[Dataset entries]
***

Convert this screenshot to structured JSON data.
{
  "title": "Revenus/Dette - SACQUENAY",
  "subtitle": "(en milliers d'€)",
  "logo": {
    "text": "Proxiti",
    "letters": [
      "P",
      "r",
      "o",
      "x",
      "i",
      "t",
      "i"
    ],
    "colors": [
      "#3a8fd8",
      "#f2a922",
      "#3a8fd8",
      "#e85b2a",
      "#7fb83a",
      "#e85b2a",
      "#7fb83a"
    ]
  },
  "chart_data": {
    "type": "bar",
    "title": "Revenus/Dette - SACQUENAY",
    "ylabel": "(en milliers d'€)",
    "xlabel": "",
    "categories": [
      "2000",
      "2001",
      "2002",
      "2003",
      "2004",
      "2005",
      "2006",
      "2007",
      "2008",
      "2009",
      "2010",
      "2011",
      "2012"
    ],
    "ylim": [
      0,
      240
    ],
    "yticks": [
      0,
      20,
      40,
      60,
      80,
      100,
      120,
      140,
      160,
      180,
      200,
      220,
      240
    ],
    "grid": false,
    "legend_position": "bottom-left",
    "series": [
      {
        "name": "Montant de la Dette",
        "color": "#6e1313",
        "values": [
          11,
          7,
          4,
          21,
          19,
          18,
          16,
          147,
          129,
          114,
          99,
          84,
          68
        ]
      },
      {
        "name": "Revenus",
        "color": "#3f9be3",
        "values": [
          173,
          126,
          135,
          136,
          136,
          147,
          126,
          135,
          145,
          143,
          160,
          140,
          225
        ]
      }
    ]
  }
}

***

> [Task]: Go through the listing above and locate each line that holds the word "Dette". Copy those lines.

> [Answer to this exercise]:
  "title": "Revenus/Dette - SACQUENAY",
    "title": "Revenus/Dette - SACQUENAY",
        "name": "Montant de la Dette",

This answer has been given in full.